***** Provided material

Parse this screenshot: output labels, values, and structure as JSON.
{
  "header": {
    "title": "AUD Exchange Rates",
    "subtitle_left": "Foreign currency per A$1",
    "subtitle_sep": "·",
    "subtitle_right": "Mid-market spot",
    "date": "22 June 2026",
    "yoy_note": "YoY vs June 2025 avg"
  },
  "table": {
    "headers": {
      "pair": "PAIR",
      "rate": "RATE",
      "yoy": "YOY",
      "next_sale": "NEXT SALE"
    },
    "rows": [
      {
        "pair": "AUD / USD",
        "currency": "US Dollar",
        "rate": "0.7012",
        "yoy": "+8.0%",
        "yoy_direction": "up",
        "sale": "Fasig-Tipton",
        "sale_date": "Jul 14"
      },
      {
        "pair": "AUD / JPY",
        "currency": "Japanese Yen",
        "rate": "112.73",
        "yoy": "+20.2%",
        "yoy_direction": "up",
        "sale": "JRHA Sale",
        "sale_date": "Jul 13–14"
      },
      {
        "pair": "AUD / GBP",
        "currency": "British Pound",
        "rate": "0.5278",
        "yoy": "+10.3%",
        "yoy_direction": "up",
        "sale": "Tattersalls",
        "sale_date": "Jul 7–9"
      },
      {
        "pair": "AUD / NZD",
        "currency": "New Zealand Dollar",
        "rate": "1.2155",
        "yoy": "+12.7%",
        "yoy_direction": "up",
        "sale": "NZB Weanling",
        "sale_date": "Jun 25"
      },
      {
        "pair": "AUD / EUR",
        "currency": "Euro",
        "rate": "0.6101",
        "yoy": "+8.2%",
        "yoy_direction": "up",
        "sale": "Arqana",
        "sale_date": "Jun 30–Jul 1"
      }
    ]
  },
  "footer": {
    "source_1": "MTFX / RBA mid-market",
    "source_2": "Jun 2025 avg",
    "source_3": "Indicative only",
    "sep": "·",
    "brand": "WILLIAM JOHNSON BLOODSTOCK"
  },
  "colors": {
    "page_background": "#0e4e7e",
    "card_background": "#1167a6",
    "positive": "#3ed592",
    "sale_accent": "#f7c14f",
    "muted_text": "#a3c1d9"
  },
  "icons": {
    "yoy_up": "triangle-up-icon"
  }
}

**********
***** Provided material

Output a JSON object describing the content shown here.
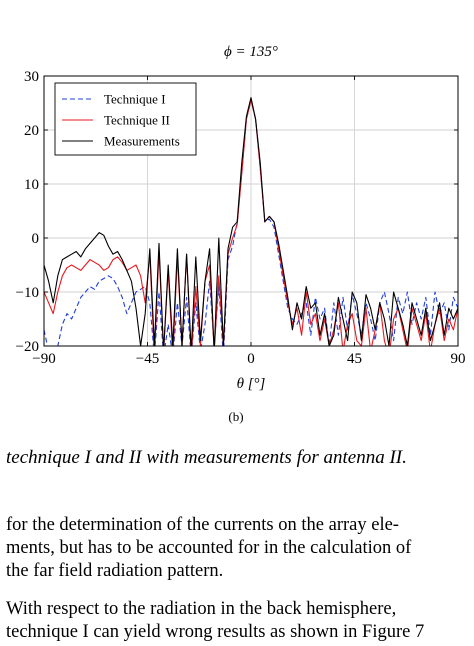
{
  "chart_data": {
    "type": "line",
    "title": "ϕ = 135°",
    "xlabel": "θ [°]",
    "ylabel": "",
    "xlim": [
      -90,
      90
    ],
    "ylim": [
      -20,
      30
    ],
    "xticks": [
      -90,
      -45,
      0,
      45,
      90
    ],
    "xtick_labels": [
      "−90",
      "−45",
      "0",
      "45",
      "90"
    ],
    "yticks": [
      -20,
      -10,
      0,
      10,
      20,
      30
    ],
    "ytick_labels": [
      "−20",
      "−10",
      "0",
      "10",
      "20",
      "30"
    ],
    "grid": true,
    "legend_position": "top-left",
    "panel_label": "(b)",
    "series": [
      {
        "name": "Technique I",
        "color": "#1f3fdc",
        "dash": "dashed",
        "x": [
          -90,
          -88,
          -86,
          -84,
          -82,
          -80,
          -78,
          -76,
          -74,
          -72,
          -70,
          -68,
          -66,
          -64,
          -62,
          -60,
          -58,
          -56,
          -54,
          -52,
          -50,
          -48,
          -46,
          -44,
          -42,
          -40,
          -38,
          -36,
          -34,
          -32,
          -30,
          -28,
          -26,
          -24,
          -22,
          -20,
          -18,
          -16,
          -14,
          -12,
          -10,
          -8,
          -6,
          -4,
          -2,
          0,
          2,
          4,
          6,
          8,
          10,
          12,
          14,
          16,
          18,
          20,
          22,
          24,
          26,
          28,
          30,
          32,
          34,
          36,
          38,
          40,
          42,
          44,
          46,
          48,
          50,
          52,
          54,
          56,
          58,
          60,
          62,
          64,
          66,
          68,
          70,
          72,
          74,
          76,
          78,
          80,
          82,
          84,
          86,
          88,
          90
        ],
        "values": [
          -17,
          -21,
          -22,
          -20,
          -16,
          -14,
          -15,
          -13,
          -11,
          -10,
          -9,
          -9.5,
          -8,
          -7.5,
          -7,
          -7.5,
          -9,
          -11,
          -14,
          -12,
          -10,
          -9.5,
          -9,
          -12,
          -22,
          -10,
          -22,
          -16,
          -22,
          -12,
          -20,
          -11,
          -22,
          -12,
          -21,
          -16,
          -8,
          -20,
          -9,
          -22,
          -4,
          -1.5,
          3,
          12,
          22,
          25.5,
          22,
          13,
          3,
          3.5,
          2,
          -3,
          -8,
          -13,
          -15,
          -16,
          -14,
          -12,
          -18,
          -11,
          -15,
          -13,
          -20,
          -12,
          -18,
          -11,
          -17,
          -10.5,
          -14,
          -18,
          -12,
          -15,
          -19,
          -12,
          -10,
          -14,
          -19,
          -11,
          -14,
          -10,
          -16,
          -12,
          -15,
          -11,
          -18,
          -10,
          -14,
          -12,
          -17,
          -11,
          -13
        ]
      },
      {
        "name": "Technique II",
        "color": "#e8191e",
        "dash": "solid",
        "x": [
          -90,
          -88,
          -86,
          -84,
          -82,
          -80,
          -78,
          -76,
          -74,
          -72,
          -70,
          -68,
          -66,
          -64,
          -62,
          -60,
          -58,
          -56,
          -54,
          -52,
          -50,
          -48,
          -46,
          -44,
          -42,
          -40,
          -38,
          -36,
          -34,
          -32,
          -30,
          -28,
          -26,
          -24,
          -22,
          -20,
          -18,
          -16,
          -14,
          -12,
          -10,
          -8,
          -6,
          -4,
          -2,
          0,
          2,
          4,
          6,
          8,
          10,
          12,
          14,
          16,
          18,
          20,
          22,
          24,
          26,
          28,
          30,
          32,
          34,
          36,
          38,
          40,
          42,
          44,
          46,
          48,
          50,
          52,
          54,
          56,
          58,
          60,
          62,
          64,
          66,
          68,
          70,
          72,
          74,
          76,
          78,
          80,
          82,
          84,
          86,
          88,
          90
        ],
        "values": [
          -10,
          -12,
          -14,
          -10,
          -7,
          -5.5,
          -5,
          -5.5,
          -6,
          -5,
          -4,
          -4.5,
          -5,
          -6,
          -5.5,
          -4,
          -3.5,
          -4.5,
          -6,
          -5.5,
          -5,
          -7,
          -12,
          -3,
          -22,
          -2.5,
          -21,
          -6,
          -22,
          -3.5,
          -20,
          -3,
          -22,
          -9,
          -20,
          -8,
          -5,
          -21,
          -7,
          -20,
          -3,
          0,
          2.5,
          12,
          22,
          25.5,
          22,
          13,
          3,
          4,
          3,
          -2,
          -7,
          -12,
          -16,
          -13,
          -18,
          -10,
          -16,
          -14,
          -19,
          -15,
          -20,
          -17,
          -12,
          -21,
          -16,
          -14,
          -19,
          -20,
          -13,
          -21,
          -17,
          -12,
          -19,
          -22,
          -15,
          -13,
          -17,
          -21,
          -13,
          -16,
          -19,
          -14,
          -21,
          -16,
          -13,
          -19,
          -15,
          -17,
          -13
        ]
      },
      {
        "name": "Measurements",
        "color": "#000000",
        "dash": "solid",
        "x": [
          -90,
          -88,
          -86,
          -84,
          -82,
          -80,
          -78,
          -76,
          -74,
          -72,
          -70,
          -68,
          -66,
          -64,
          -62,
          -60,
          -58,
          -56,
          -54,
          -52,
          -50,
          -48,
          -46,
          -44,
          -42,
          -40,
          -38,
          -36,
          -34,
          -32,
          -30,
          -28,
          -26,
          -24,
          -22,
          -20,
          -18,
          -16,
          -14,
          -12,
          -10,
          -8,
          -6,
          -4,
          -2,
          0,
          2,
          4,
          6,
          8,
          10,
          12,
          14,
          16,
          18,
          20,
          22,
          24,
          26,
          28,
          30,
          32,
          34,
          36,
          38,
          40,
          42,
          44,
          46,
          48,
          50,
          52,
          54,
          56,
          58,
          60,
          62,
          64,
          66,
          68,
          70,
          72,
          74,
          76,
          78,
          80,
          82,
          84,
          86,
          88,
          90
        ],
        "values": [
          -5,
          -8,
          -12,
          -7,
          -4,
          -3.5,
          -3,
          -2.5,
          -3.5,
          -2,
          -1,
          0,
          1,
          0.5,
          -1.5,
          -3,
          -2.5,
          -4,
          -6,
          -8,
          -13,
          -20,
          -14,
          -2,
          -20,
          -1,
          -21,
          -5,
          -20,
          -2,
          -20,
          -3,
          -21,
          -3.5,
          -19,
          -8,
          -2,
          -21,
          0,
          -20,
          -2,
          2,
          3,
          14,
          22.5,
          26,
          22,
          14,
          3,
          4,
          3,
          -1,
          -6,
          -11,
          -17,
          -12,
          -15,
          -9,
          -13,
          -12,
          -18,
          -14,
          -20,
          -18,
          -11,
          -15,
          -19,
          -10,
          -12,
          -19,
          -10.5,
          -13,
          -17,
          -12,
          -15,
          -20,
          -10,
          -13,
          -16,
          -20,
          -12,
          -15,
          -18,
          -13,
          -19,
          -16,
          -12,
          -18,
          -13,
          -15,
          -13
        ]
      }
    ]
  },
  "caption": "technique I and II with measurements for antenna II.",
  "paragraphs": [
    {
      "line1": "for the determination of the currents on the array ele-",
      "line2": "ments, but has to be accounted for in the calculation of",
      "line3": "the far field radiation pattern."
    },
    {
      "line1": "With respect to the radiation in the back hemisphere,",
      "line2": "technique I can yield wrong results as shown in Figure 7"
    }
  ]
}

**********

--- Problem to solve ---
Report every line containing the word "JSON" from the listing above.

--- Written response ---
Parse this screenshot: output labels, values, and structure as JSON.
Output a JSON object describing the content shown here.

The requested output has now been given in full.